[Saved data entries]
## Begin
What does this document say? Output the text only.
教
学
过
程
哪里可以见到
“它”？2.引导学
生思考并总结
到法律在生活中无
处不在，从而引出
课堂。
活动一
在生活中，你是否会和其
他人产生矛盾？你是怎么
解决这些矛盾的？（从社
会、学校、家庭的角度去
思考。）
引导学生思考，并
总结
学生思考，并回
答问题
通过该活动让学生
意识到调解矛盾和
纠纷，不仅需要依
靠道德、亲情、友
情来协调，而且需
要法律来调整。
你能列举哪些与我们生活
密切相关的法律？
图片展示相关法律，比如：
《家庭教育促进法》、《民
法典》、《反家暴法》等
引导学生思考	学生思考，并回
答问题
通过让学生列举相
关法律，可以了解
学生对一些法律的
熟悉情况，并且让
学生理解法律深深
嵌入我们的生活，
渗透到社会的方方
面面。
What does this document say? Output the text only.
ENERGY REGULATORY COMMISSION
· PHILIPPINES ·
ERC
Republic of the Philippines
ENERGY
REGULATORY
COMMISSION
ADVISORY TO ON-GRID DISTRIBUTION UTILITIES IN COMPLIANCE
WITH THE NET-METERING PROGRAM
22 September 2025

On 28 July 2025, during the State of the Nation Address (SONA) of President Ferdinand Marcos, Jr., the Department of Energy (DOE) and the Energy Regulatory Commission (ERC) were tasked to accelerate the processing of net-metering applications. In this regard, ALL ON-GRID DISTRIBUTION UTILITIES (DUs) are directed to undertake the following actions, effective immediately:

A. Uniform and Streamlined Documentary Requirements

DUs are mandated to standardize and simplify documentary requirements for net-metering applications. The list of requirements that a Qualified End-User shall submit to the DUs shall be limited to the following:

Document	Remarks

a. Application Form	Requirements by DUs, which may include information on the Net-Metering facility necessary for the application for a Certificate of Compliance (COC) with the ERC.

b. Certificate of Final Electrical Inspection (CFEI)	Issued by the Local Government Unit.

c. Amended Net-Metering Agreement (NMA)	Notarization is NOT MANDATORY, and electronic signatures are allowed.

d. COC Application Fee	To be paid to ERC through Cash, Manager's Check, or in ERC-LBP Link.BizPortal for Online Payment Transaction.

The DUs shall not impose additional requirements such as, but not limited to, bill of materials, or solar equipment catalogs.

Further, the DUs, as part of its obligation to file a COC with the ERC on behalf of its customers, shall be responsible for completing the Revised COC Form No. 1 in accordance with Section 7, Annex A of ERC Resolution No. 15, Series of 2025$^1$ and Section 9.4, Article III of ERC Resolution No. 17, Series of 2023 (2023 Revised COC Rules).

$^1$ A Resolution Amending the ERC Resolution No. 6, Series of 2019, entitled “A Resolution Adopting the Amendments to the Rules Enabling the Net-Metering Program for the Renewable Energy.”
## End
TASK STATEMENT:
Find all lines where the word "UTILITIES" appears. Copy them.

TASK SOLUTION:
ADVISORY TO ON-GRID DISTRIBUTION UTILITIES IN COMPLIANCE
On 28 July 2025, during the State of the Nation Address (SONA) of President Ferdinand Marcos, Jr., the Department of Energy (DOE) and the Energy Regulatory Commission (ERC) were tasked to accelerate the processing of net-metering applications. In this regard, ALL ON-GRID DISTRIBUTION UTILITIES (DUs) are directed to undertake the following actions, effective immediately:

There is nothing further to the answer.